RECORD EXTRACTS
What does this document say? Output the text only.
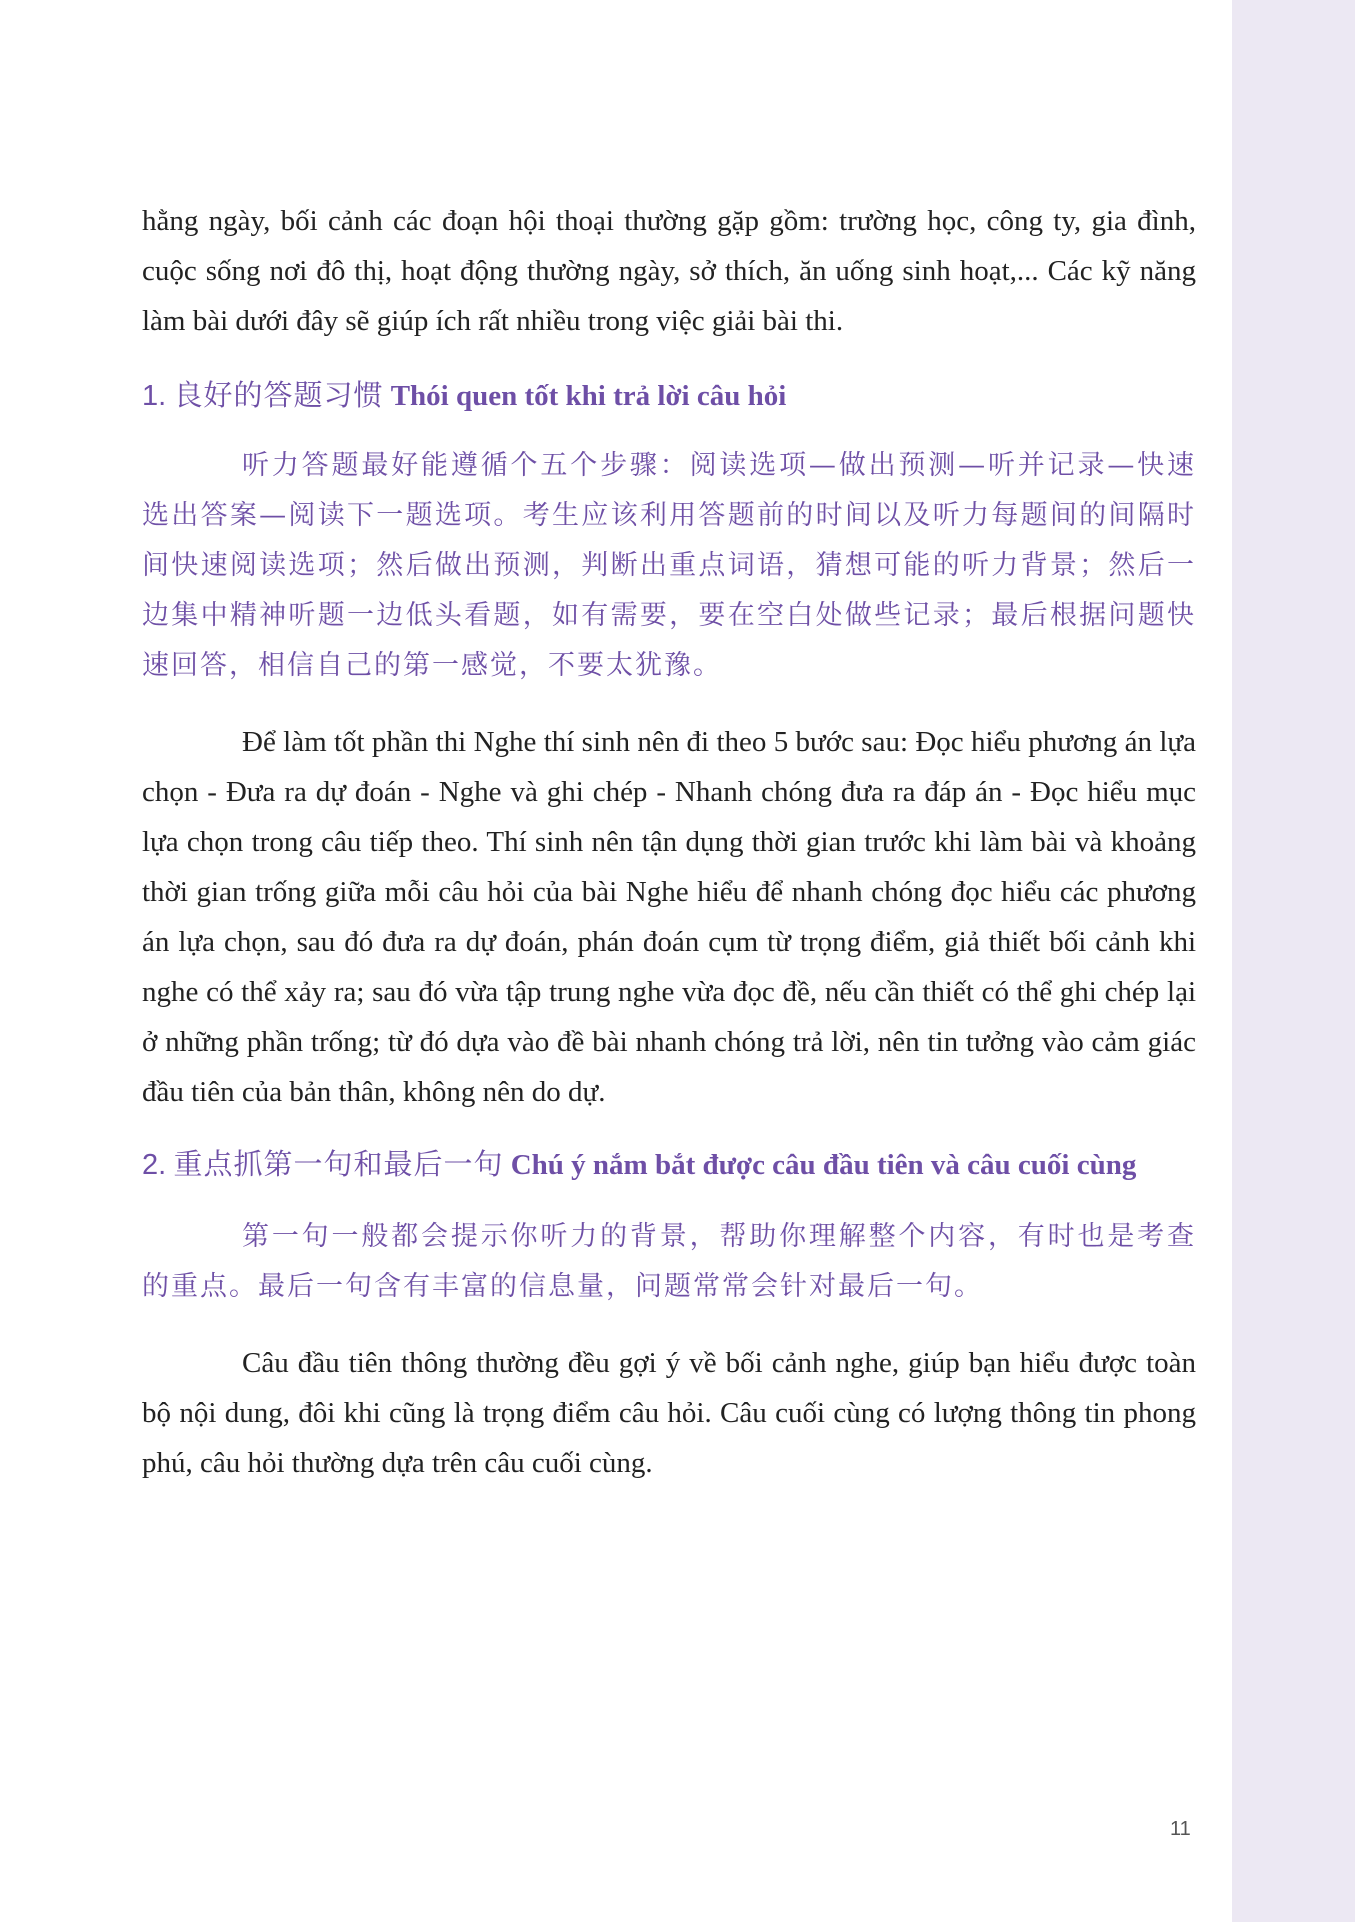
hằng ngày, bối cảnh các đoạn hội thoại thường gặp gồm: trường học, công ty, gia đình, cuộc sống nơi đô thị, hoạt động thường ngày, sở thích, ăn uống sinh hoạt,... Các kỹ năng làm bài dưới đây sẽ giúp ích rất nhiều trong việc giải bài thi.

1. 良好的答题习惯 Thói quen tốt khi trả lời câu hỏi

听力答题最好能遵循个五个步骤：阅读选项—做出预测—听并记录—快速选出答案—阅读下一题选项。考生应该利用答题前的时间以及听力每题间的间隔时间快速阅读选项；然后做出预测，判断出重点词语，猜想可能的听力背景；然后一边集中精神听题一边低头看题，如有需要，要在空白处做些记录；最后根据问题快速回答，相信自己的第一感觉，不要太犹豫。

Để làm tốt phần thi Nghe thí sinh nên đi theo 5 bước sau: Đọc hiểu phương án lựa chọn - Đưa ra dự đoán - Nghe và ghi chép - Nhanh chóng đưa ra đáp án - Đọc hiểu mục lựa chọn trong câu tiếp theo. Thí sinh nên tận dụng thời gian trước khi làm bài và khoảng thời gian trống giữa mỗi câu hỏi của bài Nghe hiểu để nhanh chóng đọc hiểu các phương án lựa chọn, sau đó đưa ra dự đoán, phán đoán cụm từ trọng điểm, giả thiết bối cảnh khi nghe có thể xảy ra; sau đó vừa tập trung nghe vừa đọc đề, nếu cần thiết có thể ghi chép lại ở những phần trống; từ đó dựa vào đề bài nhanh chóng trả lời, nên tin tưởng vào cảm giác đầu tiên của bản thân, không nên do dự.

2. 重点抓第一句和最后一句 Chú ý nắm bắt được câu đầu tiên và câu cuối cùng

第一句一般都会提示你听力的背景，帮助你理解整个内容，有时也是考查的重点。最后一句含有丰富的信息量，问题常常会针对最后一句。

Câu đầu tiên thông thường đều gợi ý về bối cảnh nghe, giúp bạn hiểu được toàn bộ nội dung, đôi khi cũng là trọng điểm câu hỏi. Câu cuối cùng có lượng thông tin phong phú, câu hỏi thường dựa trên câu cuối cùng.

11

BRIEF
Retype each record exactly as it stands, but do not include the pictures.

SOLUTION
What does this document say? Output the text only.
hằng ngày, bối cảnh các đoạn hội thoại thường gặp gồm: trường học, công ty, gia đình, cuộc sống nơi đô thị, hoạt động thường ngày, sở thích, ăn uống sinh hoạt,... Các kỹ năng làm bài dưới đây sẽ giúp ích rất nhiều trong việc giải bài thi.

1. 良好的答题习惯 Thói quen tốt khi trả lời câu hỏi

听力答题最好能遵循个五个步骤：阅读选项—做出预测—听并记录—快速选出答案—阅读下一题选项。考生应该利用答题前的时间以及听力每题间的间隔时间快速阅读选项；然后做出预测，判断出重点词语，猜想可能的听力背景；然后一边集中精神听题一边低头看题，如有需要，要在空白处做些记录；最后根据问题快速回答，相信自己的第一感觉，不要太犹豫。

Để làm tốt phần thi Nghe thí sinh nên đi theo 5 bước sau: Đọc hiểu phương án lựa chọn - Đưa ra dự đoán - Nghe và ghi chép - Nhanh chóng đưa ra đáp án - Đọc hiểu mục lựa chọn trong câu tiếp theo. Thí sinh nên tận dụng thời gian trước khi làm bài và khoảng thời gian trống giữa mỗi câu hỏi của bài Nghe hiểu để nhanh chóng đọc hiểu các phương án lựa chọn, sau đó đưa ra dự đoán, phán đoán cụm từ trọng điểm, giả thiết bối cảnh khi nghe có thể xảy ra; sau đó vừa tập trung nghe vừa đọc đề, nếu cần thiết có thể ghi chép lại ở những phần trống; từ đó dựa vào đề bài nhanh chóng trả lời, nên tin tưởng vào cảm giác đầu tiên của bản thân, không nên do dự.

2. 重点抓第一句和最后一句 Chú ý nắm bắt được câu đầu tiên và câu cuối cùng

第一句一般都会提示你听力的背景，帮助你理解整个内容，有时也是考查的重点。最后一句含有丰富的信息量，问题常常会针对最后一句。

Câu đầu tiên thông thường đều gợi ý về bối cảnh nghe, giúp bạn hiểu được toàn bộ nội dung, đôi khi cũng là trọng điểm câu hỏi. Câu cuối cùng có lượng thông tin phong phú, câu hỏi thường dựa trên câu cuối cùng.

11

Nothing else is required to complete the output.